Exercise details: Reproduce the data below, substituting "components" for every instance of "elements" and leaving everything else unchanged. Omit the pictures from the output.

Layout annotation records
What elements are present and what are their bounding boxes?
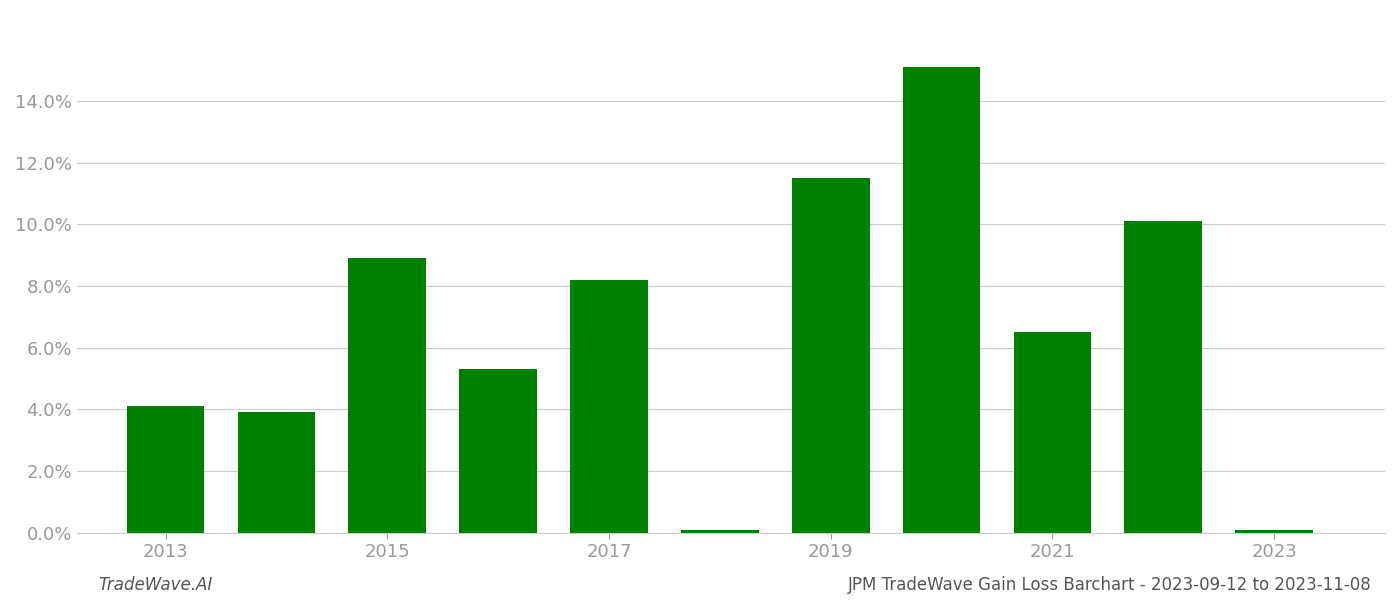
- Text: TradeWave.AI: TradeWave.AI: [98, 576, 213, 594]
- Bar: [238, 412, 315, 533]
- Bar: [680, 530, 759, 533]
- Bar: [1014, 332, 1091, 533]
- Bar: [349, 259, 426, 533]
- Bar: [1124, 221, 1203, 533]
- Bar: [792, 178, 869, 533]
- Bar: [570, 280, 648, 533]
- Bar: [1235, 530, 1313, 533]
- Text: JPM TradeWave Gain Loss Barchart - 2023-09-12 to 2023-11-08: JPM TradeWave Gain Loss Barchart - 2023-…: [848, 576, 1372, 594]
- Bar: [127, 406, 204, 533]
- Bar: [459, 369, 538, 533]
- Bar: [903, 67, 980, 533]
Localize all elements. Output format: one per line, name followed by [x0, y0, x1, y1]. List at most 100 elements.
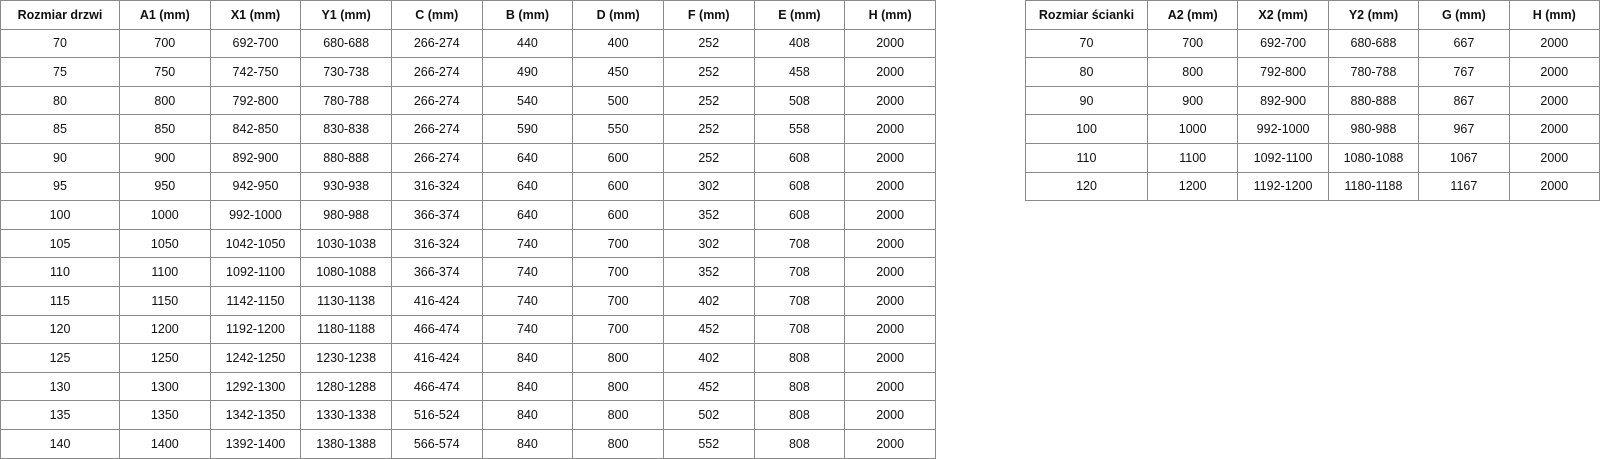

Expected answer:
What components are present and what are their bounding boxes?
- Text: TradeWave.AI: TradeWave.AI: [98, 576, 213, 594]
- Bar: [238, 412, 315, 533]
- Bar: [680, 530, 759, 533]
- Bar: [1014, 332, 1091, 533]
- Bar: [349, 259, 426, 533]
- Bar: [1124, 221, 1203, 533]
- Bar: [792, 178, 869, 533]
- Bar: [570, 280, 648, 533]
- Bar: [1235, 530, 1313, 533]
- Text: JPM TradeWave Gain Loss Barchart - 2023-09-12 to 2023-11-08: JPM TradeWave Gain Loss Barchart - 2023-…: [848, 576, 1372, 594]
- Bar: [127, 406, 204, 533]
- Bar: [459, 369, 538, 533]
- Bar: [903, 67, 980, 533]
Localize all components. Output format: one per line, name followed by [x0, y0, x1, y1]. List at most 100 components.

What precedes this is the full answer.